[BEGIN Input records]

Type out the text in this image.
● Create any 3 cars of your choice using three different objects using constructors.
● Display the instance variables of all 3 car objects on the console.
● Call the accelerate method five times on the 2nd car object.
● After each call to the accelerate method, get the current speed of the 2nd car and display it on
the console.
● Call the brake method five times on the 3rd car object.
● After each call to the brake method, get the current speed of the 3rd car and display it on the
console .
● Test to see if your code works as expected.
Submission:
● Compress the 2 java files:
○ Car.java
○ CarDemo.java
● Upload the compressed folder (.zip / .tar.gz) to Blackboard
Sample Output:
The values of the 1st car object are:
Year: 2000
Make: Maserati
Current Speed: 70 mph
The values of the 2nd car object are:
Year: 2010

[END Input records]

Problem to work on> Make a verbatim copy of every entry shown above.

The reply>
Type out the text in this image.
● Create any 3 cars of your choice using three different objects using constructors.
● Display the instance variables of all 3 car objects on the console.
● Call the accelerate method five times on the 2nd car object.
● After each call to the accelerate method, get the current speed of the 2nd car and display it on
the console.
● Call the brake method five times on the 3rd car object.
● After each call to the brake method, get the current speed of the 3rd car and display it on the
console .
● Test to see if your code works as expected.
Submission:
● Compress the 2 java files:
○ Car.java
○ CarDemo.java
● Upload the compressed folder (.zip / .tar.gz) to Blackboard
Sample Output:
The values of the 1st car object are:
Year: 2000
Make: Maserati
Current Speed: 70 mph
The values of the 2nd car object are:
Year: 2010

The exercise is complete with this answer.